# [Input records]
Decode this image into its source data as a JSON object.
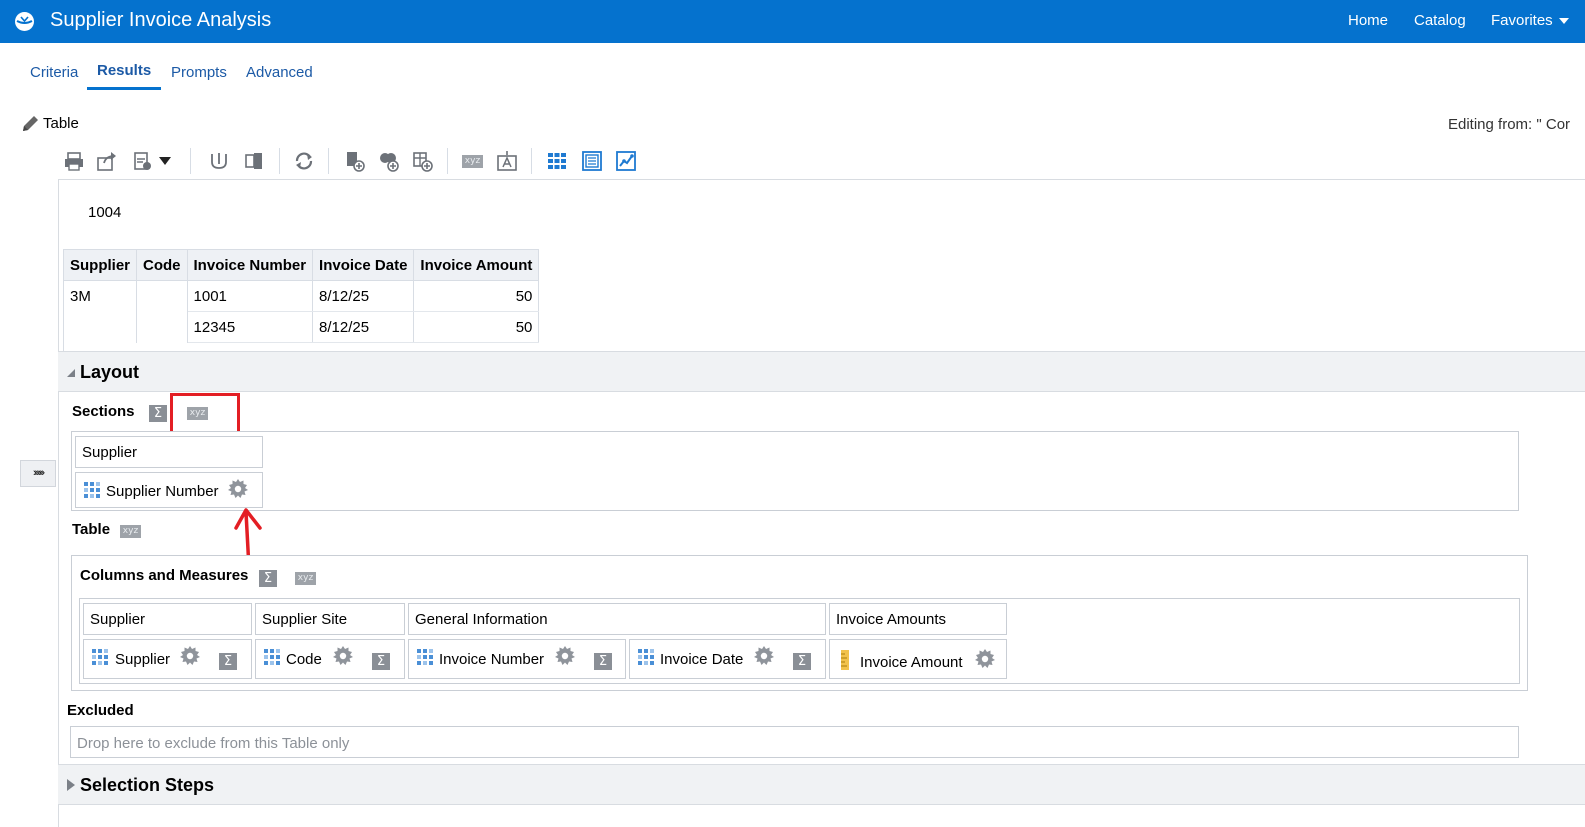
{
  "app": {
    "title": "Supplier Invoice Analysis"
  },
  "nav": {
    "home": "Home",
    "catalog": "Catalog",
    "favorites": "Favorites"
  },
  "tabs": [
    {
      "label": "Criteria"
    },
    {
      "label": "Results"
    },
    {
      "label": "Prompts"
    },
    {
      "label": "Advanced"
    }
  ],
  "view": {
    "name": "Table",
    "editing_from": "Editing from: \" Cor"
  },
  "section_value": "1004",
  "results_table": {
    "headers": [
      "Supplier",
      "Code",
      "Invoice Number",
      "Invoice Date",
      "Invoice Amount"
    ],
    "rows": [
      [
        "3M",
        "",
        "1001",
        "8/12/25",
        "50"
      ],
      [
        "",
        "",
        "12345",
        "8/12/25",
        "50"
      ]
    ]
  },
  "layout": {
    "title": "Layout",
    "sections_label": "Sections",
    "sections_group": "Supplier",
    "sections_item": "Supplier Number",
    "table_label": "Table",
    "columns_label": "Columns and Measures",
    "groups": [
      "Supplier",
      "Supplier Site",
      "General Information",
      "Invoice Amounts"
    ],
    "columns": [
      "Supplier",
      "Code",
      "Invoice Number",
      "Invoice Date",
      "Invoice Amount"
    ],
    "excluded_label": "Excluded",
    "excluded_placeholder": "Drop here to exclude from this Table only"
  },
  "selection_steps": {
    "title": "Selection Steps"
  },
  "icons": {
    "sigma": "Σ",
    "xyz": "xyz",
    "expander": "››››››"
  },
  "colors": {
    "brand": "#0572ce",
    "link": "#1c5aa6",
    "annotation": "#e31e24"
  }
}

...

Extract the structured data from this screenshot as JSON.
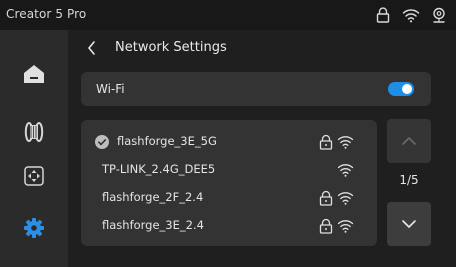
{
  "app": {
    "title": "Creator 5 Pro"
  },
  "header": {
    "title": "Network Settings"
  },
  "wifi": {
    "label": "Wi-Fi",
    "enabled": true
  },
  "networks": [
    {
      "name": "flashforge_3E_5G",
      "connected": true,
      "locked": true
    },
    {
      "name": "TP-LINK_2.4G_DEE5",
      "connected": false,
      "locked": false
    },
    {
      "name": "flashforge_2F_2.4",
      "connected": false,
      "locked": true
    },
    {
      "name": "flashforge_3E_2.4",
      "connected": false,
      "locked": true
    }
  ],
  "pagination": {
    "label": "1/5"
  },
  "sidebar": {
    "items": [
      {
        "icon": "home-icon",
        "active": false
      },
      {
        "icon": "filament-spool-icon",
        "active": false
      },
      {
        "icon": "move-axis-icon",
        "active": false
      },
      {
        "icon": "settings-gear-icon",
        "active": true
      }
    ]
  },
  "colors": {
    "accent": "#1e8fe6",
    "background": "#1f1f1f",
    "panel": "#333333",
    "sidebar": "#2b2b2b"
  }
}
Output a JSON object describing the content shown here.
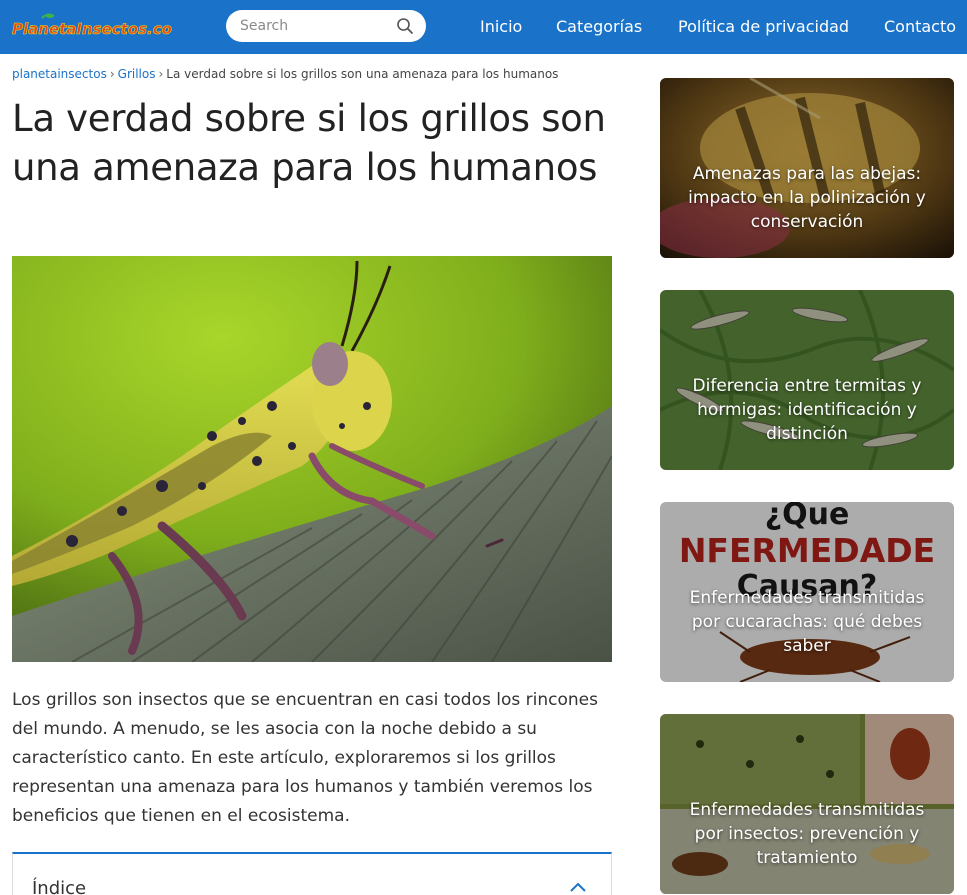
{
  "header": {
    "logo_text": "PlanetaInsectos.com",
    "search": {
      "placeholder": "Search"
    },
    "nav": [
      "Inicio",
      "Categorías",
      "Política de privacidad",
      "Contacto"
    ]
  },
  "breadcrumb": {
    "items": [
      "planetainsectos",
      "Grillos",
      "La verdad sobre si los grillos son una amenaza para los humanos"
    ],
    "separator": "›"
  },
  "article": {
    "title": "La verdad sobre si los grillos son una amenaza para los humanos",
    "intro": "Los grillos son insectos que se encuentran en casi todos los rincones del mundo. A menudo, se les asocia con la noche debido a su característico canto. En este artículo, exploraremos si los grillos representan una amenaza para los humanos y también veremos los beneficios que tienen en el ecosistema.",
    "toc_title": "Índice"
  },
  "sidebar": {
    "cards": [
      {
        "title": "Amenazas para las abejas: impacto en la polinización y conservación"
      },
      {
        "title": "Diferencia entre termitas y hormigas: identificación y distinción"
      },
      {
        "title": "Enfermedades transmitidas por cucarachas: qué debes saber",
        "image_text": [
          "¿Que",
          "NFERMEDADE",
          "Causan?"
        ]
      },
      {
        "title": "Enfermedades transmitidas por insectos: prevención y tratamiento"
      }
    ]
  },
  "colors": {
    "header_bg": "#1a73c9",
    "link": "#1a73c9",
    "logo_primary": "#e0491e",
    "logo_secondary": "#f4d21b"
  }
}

...

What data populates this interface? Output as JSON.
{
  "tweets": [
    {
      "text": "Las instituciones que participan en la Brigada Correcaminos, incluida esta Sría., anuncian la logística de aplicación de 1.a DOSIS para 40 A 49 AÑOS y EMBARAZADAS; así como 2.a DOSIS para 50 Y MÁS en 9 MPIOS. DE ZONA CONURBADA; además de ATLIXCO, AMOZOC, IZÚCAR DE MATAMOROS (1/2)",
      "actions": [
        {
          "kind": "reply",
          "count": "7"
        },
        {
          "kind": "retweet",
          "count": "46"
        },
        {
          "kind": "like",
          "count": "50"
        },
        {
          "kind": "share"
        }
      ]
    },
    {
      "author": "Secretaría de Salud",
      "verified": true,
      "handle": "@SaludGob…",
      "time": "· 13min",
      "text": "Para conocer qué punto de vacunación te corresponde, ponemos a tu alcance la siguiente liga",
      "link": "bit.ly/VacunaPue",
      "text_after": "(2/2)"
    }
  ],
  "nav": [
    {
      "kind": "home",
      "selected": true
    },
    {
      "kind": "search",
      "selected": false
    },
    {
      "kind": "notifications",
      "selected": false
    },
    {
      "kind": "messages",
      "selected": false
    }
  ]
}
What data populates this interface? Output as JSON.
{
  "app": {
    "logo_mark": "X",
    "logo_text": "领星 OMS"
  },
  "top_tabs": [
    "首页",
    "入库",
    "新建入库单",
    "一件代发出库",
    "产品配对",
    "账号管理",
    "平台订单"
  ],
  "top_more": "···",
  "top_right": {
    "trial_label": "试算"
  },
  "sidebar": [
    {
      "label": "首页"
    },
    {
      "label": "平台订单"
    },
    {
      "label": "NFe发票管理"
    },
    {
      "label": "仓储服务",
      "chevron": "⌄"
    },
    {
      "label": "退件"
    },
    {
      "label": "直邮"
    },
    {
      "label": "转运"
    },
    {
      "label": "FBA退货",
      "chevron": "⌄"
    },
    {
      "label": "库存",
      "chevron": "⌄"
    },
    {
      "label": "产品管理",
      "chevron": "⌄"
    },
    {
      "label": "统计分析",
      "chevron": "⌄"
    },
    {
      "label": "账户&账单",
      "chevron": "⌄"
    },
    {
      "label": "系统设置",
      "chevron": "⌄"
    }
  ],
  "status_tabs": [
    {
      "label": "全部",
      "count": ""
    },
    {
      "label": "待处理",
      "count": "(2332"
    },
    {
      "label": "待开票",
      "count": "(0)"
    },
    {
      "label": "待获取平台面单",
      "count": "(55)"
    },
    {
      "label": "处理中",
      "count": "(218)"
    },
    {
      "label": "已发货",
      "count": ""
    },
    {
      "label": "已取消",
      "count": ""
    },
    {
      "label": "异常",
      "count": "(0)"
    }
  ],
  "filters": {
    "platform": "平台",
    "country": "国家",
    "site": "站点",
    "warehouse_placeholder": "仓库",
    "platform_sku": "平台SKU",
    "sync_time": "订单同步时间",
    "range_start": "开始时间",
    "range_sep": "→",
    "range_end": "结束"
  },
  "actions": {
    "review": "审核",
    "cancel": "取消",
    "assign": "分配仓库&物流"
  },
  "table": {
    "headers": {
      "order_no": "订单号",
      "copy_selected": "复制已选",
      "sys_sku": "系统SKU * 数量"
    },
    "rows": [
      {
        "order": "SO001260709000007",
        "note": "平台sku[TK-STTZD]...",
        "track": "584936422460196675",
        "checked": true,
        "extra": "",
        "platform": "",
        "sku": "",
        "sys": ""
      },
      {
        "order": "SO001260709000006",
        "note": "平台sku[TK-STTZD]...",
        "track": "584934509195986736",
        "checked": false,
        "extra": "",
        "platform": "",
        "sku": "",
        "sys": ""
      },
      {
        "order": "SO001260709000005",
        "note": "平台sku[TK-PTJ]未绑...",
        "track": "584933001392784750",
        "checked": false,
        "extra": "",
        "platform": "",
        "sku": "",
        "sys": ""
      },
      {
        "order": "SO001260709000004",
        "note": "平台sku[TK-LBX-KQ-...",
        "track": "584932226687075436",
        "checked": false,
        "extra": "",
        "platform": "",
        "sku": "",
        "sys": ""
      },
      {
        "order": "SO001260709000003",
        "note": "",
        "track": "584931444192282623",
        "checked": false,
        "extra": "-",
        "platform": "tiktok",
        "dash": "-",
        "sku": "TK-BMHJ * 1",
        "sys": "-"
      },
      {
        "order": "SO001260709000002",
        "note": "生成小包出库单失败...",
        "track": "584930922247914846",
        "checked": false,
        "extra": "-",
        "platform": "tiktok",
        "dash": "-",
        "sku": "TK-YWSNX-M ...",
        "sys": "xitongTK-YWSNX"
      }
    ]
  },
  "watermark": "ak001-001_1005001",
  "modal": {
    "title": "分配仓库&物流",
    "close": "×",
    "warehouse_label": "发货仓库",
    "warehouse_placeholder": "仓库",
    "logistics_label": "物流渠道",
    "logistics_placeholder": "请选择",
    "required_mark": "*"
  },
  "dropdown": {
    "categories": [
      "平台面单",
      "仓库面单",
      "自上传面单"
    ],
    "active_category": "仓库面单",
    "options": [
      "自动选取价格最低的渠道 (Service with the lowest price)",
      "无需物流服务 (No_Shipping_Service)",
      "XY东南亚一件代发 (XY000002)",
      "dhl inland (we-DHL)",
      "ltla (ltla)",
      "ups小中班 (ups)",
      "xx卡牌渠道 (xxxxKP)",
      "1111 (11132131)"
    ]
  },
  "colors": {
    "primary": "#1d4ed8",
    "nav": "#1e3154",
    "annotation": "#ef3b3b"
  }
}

# [Request]
Copy every line of the listing where the word "Enfermedades" appears.

# [Expected answer]
        "title": "Enfermedades transmitidas por cucarachas: qué debes saber",
        "title": "Enfermedades transmitidas por insectos: prevención y tratamiento"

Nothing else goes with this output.